§ Rows:
►

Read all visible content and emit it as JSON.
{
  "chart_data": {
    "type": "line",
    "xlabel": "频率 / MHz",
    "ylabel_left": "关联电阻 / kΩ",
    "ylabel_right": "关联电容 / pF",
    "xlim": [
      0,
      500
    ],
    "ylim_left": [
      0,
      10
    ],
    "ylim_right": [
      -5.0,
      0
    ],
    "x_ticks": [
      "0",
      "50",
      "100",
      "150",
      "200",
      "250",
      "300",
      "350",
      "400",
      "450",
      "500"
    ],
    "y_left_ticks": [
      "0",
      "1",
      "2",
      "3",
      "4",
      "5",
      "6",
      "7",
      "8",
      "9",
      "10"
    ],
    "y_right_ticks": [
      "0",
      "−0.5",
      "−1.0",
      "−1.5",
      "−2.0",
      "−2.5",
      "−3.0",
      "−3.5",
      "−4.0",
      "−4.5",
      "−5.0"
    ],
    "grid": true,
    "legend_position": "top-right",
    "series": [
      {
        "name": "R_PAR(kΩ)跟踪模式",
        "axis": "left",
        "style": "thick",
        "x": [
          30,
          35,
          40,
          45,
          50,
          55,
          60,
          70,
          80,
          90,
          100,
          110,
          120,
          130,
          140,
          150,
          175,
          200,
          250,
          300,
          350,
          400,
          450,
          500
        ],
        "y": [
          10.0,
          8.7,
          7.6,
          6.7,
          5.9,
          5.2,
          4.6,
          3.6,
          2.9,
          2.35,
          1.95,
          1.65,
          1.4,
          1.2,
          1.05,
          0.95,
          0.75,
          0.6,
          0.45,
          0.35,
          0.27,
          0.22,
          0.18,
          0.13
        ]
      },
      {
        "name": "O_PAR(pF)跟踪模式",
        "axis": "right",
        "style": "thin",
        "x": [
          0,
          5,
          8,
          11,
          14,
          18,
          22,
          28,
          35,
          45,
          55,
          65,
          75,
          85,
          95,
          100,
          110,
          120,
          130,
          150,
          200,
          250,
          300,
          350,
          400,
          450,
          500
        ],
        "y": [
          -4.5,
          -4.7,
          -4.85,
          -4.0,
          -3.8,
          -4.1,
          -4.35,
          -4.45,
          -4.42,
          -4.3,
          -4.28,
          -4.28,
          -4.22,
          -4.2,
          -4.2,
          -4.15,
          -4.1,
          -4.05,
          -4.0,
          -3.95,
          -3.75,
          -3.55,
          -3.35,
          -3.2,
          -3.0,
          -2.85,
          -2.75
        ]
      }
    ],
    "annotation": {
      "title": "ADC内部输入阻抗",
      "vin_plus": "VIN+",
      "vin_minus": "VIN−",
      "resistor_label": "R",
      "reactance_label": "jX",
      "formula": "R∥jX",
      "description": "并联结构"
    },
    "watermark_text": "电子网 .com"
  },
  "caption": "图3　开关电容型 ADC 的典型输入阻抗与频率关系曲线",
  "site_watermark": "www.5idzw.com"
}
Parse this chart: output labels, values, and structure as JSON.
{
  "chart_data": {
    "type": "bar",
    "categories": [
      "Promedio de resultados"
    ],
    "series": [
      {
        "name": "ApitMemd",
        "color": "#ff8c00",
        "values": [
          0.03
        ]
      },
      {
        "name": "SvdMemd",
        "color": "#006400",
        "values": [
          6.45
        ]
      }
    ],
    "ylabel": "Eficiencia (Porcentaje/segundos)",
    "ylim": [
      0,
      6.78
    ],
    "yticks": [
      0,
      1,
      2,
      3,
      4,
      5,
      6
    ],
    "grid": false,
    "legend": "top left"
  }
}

◄

§ Aim:
Using the data above, reproduce every line exactly.

§ Expected answer:
Read all visible content and emit it as JSON.
{
  "chart_data": {
    "type": "line",
    "xlabel": "频率 / MHz",
    "ylabel_left": "关联电阻 / kΩ",
    "ylabel_right": "关联电容 / pF",
    "xlim": [
      0,
      500
    ],
    "ylim_left": [
      0,
      10
    ],
    "ylim_right": [
      -5.0,
      0
    ],
    "x_ticks": [
      "0",
      "50",
      "100",
      "150",
      "200",
      "250",
      "300",
      "350",
      "400",
      "450",
      "500"
    ],
    "y_left_ticks": [
      "0",
      "1",
      "2",
      "3",
      "4",
      "5",
      "6",
      "7",
      "8",
      "9",
      "10"
    ],
    "y_right_ticks": [
      "0",
      "−0.5",
      "−1.0",
      "−1.5",
      "−2.0",
      "−2.5",
      "−3.0",
      "−3.5",
      "−4.0",
      "−4.5",
      "−5.0"
    ],
    "grid": true,
    "legend_position": "top-right",
    "series": [
      {
        "name": "R_PAR(kΩ)跟踪模式",
        "axis": "left",
        "style": "thick",
        "x": [
          30,
          35,
          40,
          45,
          50,
          55,
          60,
          70,
          80,
          90,
          100,
          110,
          120,
          130,
          140,
          150,
          175,
          200,
          250,
          300,
          350,
          400,
          450,
          500
        ],
        "y": [
          10.0,
          8.7,
          7.6,
          6.7,
          5.9,
          5.2,
          4.6,
          3.6,
          2.9,
          2.35,
          1.95,
          1.65,
          1.4,
          1.2,
          1.05,
          0.95,
          0.75,
          0.6,
          0.45,
          0.35,
          0.27,
          0.22,
          0.18,
          0.13
        ]
      },
      {
        "name": "O_PAR(pF)跟踪模式",
        "axis": "right",
        "style": "thin",
        "x": [
          0,
          5,
          8,
          11,
          14,
          18,
          22,
          28,
          35,
          45,
          55,
          65,
          75,
          85,
          95,
          100,
          110,
          120,
          130,
          150,
          200,
          250,
          300,
          350,
          400,
          450,
          500
        ],
        "y": [
          -4.5,
          -4.7,
          -4.85,
          -4.0,
          -3.8,
          -4.1,
          -4.35,
          -4.45,
          -4.42,
          -4.3,
          -4.28,
          -4.28,
          -4.22,
          -4.2,
          -4.2,
          -4.15,
          -4.1,
          -4.05,
          -4.0,
          -3.95,
          -3.75,
          -3.55,
          -3.35,
          -3.2,
          -3.0,
          -2.85,
          -2.75
        ]
      }
    ],
    "annotation": {
      "title": "ADC内部输入阻抗",
      "vin_plus": "VIN+",
      "vin_minus": "VIN−",
      "resistor_label": "R",
      "reactance_label": "jX",
      "formula": "R∥jX",
      "description": "并联结构"
    },
    "watermark_text": "电子网 .com"
  },
  "caption": "图3　开关电容型 ADC 的典型输入阻抗与频率关系曲线",
  "site_watermark": "www.5idzw.com"
}
Parse this chart: output labels, values, and structure as JSON.
{
  "chart_data": {
    "type": "bar",
    "categories": [
      "Promedio de resultados"
    ],
    "series": [
      {
        "name": "ApitMemd",
        "color": "#ff8c00",
        "values": [
          0.03
        ]
      },
      {
        "name": "SvdMemd",
        "color": "#006400",
        "values": [
          6.45
        ]
      }
    ],
    "ylabel": "Eficiencia (Porcentaje/segundos)",
    "ylim": [
      0,
      6.78
    ],
    "yticks": [
      0,
      1,
      2,
      3,
      4,
      5,
      6
    ],
    "grid": false,
    "legend": "top left"
  }
}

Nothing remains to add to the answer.